▶ Description of the task: Tell how many lines carry the word "Spot"; the reply is the number and nothing else.

▶ Material provided:
□ □ □

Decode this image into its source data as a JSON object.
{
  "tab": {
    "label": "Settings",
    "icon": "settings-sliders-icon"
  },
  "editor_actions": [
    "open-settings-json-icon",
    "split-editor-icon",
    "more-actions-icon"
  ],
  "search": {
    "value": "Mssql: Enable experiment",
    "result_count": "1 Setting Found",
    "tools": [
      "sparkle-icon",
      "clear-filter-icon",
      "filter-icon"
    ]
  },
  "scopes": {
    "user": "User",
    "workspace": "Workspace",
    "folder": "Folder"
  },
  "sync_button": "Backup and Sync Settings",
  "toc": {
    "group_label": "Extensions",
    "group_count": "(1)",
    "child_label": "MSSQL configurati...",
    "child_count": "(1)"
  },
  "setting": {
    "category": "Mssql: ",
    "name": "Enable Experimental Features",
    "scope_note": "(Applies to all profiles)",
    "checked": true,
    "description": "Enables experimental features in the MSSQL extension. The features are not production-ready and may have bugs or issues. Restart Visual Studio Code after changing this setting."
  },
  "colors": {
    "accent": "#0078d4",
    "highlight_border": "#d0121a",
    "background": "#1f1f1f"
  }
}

□ □ □

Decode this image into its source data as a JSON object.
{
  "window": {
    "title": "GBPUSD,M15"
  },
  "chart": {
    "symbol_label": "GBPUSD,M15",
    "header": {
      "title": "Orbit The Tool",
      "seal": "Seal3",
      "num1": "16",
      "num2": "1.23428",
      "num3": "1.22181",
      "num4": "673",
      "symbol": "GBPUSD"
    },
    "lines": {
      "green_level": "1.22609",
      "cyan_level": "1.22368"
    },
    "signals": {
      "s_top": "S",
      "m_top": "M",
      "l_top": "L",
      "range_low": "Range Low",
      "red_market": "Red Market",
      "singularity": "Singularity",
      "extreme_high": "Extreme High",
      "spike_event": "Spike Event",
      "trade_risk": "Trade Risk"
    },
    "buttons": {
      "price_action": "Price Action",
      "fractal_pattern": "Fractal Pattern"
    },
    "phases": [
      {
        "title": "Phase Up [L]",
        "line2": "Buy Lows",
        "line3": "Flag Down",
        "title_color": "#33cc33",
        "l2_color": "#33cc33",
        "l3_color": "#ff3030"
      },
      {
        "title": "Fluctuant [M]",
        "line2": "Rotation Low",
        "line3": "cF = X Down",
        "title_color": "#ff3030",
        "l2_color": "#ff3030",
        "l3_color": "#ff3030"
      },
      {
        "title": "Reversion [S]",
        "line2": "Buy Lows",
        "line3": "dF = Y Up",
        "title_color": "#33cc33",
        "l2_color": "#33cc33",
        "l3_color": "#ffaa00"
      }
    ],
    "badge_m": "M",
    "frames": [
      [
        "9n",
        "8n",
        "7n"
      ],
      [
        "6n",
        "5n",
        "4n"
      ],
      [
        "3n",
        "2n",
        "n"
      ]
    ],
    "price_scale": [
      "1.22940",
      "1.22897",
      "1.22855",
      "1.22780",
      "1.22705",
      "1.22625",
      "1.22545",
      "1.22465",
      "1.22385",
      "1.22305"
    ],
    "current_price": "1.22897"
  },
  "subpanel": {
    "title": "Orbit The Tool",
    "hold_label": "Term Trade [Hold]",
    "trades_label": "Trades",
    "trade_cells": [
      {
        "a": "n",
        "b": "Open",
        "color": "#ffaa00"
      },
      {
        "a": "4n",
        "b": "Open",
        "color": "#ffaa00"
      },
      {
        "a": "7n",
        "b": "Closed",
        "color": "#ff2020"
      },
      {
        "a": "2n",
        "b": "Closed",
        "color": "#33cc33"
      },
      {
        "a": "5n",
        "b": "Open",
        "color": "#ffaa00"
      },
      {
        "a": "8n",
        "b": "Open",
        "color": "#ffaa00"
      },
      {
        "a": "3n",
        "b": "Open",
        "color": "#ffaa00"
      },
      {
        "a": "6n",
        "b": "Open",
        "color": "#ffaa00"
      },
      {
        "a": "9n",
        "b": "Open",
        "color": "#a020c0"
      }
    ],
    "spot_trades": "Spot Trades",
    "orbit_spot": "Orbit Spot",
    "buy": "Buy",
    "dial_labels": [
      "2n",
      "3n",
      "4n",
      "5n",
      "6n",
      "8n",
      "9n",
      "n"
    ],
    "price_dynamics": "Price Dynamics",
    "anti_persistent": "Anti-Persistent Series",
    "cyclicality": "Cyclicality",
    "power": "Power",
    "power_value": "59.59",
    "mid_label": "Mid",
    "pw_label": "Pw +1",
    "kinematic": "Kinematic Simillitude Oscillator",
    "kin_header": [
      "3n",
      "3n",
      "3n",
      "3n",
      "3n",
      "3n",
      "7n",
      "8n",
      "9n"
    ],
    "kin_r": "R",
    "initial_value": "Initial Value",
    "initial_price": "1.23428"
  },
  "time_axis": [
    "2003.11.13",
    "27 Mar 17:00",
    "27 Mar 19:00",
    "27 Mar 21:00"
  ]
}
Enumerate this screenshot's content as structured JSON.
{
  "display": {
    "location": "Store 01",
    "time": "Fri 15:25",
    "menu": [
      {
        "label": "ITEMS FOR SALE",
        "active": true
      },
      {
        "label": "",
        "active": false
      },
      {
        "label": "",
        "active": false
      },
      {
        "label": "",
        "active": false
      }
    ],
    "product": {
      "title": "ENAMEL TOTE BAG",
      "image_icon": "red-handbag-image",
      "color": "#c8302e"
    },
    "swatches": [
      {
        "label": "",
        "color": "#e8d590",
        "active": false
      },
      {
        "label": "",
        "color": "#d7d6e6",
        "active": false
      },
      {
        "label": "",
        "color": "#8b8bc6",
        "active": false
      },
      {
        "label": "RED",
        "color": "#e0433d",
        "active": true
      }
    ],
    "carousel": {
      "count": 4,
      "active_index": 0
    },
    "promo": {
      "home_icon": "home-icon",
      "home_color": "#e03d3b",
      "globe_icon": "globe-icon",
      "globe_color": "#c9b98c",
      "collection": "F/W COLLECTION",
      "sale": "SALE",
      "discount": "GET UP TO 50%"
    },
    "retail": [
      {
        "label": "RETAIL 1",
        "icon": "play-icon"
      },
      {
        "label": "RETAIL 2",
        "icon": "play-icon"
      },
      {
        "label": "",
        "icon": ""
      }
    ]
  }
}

□ □ □

▶ Solved problem: 2